# EXERCISE DESCRIPTION:
Which lines hold the word "Trend"? Show each of them.
Start of RECORDS SHOWN
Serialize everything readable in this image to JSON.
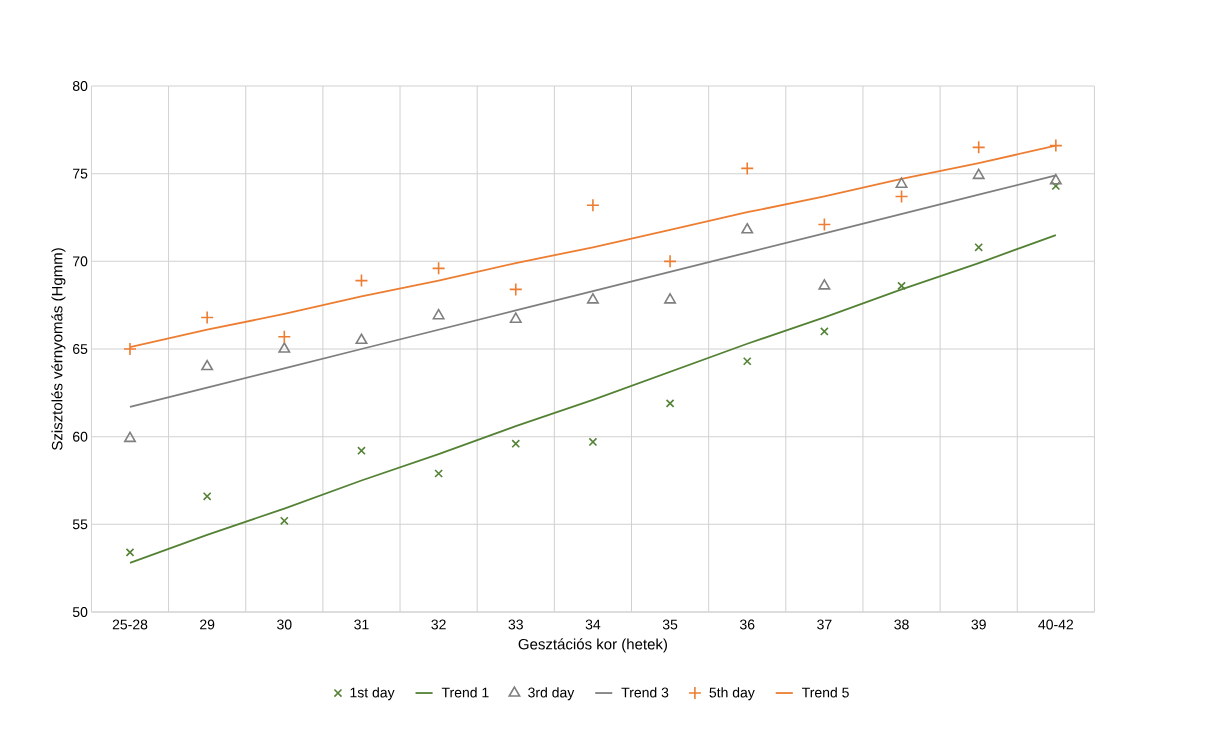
{
  "chart_data": {
    "type": "scatter",
    "xlabel": "Gesztációs kor (hetek)",
    "ylabel": "Szisztolés vérnyomás (Hgmm)",
    "categories": [
      "25-28",
      "29",
      "30",
      "31",
      "32",
      "33",
      "34",
      "35",
      "36",
      "37",
      "38",
      "39",
      "40-42"
    ],
    "ylim": [
      50,
      80
    ],
    "yticks": [
      50,
      55,
      60,
      65,
      70,
      75,
      80
    ],
    "grid": true,
    "legend": "bottom",
    "series": [
      {
        "name": "1st day",
        "type": "scatter",
        "marker": "cross",
        "color": "#548235",
        "values": [
          53.4,
          56.6,
          55.2,
          59.2,
          57.9,
          59.6,
          59.7,
          61.9,
          64.3,
          66.0,
          68.6,
          70.8,
          74.3
        ]
      },
      {
        "name": "Trend 1",
        "type": "line",
        "marker": "none",
        "color": "#548235",
        "values": [
          52.8,
          54.4,
          55.9,
          57.5,
          59.0,
          60.6,
          62.1,
          63.7,
          65.3,
          66.8,
          68.4,
          69.9,
          71.5
        ]
      },
      {
        "name": "3rd day",
        "type": "scatter",
        "marker": "triangle",
        "color": "#7f7f7f",
        "values": [
          59.9,
          64.0,
          65.0,
          65.5,
          66.9,
          66.7,
          67.8,
          67.8,
          71.8,
          68.6,
          74.4,
          74.9,
          74.6
        ]
      },
      {
        "name": "Trend 3",
        "type": "line",
        "marker": "none",
        "color": "#7f7f7f",
        "values": [
          61.7,
          62.8,
          63.9,
          65.0,
          66.1,
          67.2,
          68.3,
          69.4,
          70.5,
          71.6,
          72.7,
          73.8,
          74.9
        ]
      },
      {
        "name": "5th day",
        "type": "scatter",
        "marker": "plus",
        "color": "#ed7d31",
        "values": [
          65.0,
          66.8,
          65.7,
          68.9,
          69.6,
          68.4,
          73.2,
          70.0,
          75.3,
          72.1,
          73.7,
          76.5,
          76.6
        ]
      },
      {
        "name": "Trend 5",
        "type": "line",
        "marker": "none",
        "color": "#ed7d31",
        "values": [
          65.1,
          66.1,
          67.0,
          68.0,
          68.9,
          69.9,
          70.8,
          71.8,
          72.8,
          73.7,
          74.7,
          75.6,
          76.6
        ]
      }
    ]
  }
}
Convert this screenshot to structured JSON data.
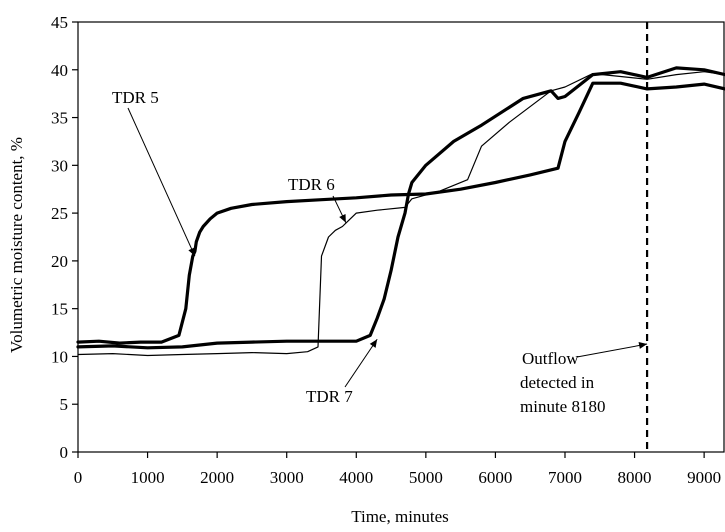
{
  "chart_data": {
    "type": "line",
    "title": "",
    "xlabel": "Time, minutes",
    "ylabel": "Volumetric moisture content, %",
    "xlim": [
      0,
      9300
    ],
    "ylim": [
      0,
      45
    ],
    "x_ticks": [
      0,
      1000,
      2000,
      3000,
      4000,
      5000,
      6000,
      7000,
      8000,
      9000
    ],
    "y_ticks": [
      0,
      5,
      10,
      15,
      20,
      25,
      30,
      35,
      40,
      45
    ],
    "x_tick_labels": [
      "0",
      "1000",
      "2000",
      "3000",
      "4000",
      "5000",
      "6000",
      "7000",
      "8000",
      "9000"
    ],
    "y_tick_labels": [
      "0",
      "5",
      "10",
      "15",
      "20",
      "25",
      "30",
      "35",
      "40",
      "45"
    ],
    "grid": false,
    "legend": "none",
    "series": [
      {
        "name": "TDR 5",
        "color": "#000000",
        "weight": "thick",
        "x": [
          0,
          300,
          600,
          900,
          1200,
          1450,
          1550,
          1600,
          1650,
          1680,
          1700,
          1750,
          1800,
          1900,
          2000,
          2200,
          2500,
          3000,
          3500,
          4000,
          4500,
          5000,
          5500,
          6000,
          6500,
          6900,
          7000,
          7200,
          7400,
          7800,
          8180,
          8600,
          9000,
          9300
        ],
        "y": [
          11.5,
          11.6,
          11.4,
          11.5,
          11.5,
          12.2,
          15.0,
          18.5,
          20.5,
          21.0,
          22.0,
          23.0,
          23.6,
          24.4,
          25.0,
          25.5,
          25.9,
          26.2,
          26.4,
          26.6,
          26.9,
          27.0,
          27.5,
          28.2,
          29.0,
          29.7,
          32.5,
          35.5,
          38.6,
          38.6,
          38.0,
          38.2,
          38.5,
          38.0
        ]
      },
      {
        "name": "TDR 6",
        "color": "#000000",
        "weight": "thin",
        "x": [
          0,
          500,
          1000,
          1500,
          2000,
          2500,
          3000,
          3300,
          3450,
          3500,
          3600,
          3700,
          3800,
          3900,
          4000,
          4300,
          4700,
          4800,
          5200,
          5600,
          5800,
          6200,
          6800,
          7000,
          7400,
          7800,
          8180,
          8600,
          9000,
          9300
        ],
        "y": [
          10.2,
          10.3,
          10.1,
          10.2,
          10.3,
          10.4,
          10.3,
          10.5,
          11.0,
          20.5,
          22.5,
          23.2,
          23.6,
          24.3,
          25.0,
          25.3,
          25.6,
          26.5,
          27.3,
          28.5,
          32.0,
          34.5,
          37.8,
          38.2,
          39.6,
          39.3,
          39.0,
          39.5,
          39.8,
          39.5
        ]
      },
      {
        "name": "TDR 7",
        "color": "#000000",
        "weight": "thick",
        "x": [
          0,
          500,
          1000,
          1500,
          2000,
          2500,
          3000,
          3500,
          4000,
          4200,
          4300,
          4400,
          4500,
          4600,
          4700,
          4750,
          4800,
          5000,
          5400,
          5800,
          6400,
          6800,
          6900,
          7000,
          7400,
          7800,
          8180,
          8600,
          9000,
          9300
        ],
        "y": [
          11.0,
          11.1,
          10.9,
          11.0,
          11.4,
          11.5,
          11.6,
          11.6,
          11.6,
          12.2,
          14.0,
          16.0,
          19.0,
          22.5,
          25.0,
          27.0,
          28.2,
          30.0,
          32.5,
          34.2,
          37.0,
          37.8,
          37.0,
          37.2,
          39.5,
          39.8,
          39.2,
          40.2,
          40.0,
          39.5
        ]
      }
    ],
    "annotations": [
      {
        "text": "TDR 5",
        "target_x": 1680,
        "target_y": 20.5
      },
      {
        "text": "TDR 6",
        "target_x": 3850,
        "target_y": 24.0
      },
      {
        "text": "TDR 7",
        "target_x": 4300,
        "target_y": 11.8
      },
      {
        "text_lines": [
          "Outflow",
          "detected in",
          "minute 8180"
        ],
        "target_x": 8180,
        "target_y": 11.3
      }
    ],
    "reference_lines": [
      {
        "orientation": "vertical",
        "x": 8180,
        "style": "dashed",
        "color": "#000000"
      }
    ]
  }
}
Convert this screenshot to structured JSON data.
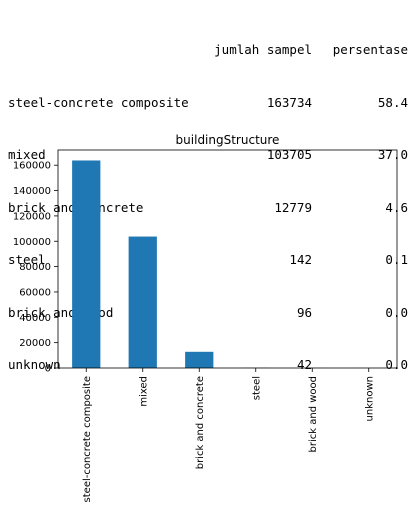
{
  "table": {
    "headers": [
      "",
      "jumlah sampel",
      "persentase"
    ],
    "rows": [
      {
        "label": "steel-concrete composite",
        "count": "163734",
        "pct": "58.4"
      },
      {
        "label": "mixed",
        "count": "103705",
        "pct": "37.0"
      },
      {
        "label": "brick and concrete",
        "count": "12779",
        "pct": "4.6"
      },
      {
        "label": "steel",
        "count": "142",
        "pct": "0.1"
      },
      {
        "label": "brick and wood",
        "count": "96",
        "pct": "0.0"
      },
      {
        "label": "unknown",
        "count": "42",
        "pct": "0.0"
      }
    ]
  },
  "chart_data": {
    "type": "bar",
    "title": "buildingStructure",
    "categories": [
      "steel-concrete composite",
      "mixed",
      "brick and concrete",
      "steel",
      "brick and wood",
      "unknown"
    ],
    "values": [
      163734,
      103705,
      12779,
      142,
      96,
      42
    ],
    "ylim": [
      0,
      172000
    ],
    "yticks": [
      0,
      20000,
      40000,
      60000,
      80000,
      100000,
      120000,
      140000,
      160000
    ],
    "xlabel": "",
    "ylabel": "",
    "grid": false,
    "bar_color": "#1f77b4"
  }
}
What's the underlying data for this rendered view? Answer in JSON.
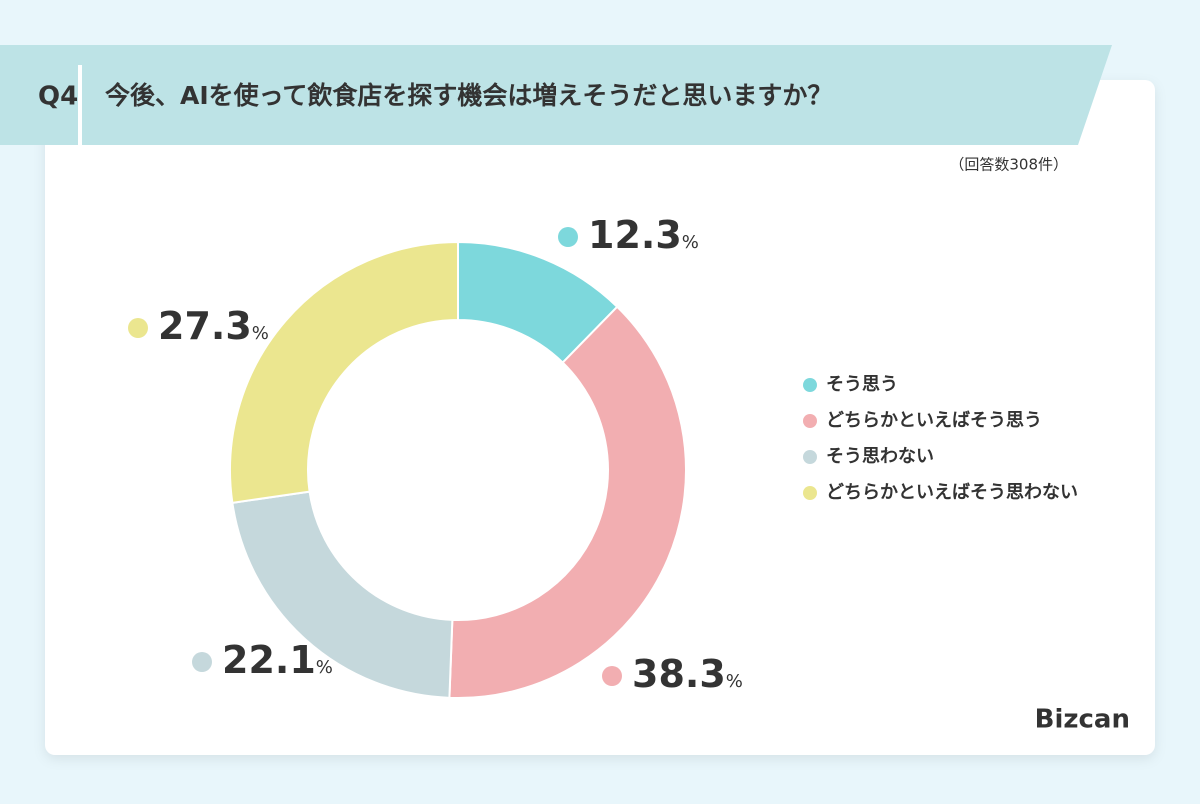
End of RECORDS SHOWN
# RESULT OF THE TASK:
        "name": "Trend 1",
        "name": "Trend 3",
        "name": "Trend 5",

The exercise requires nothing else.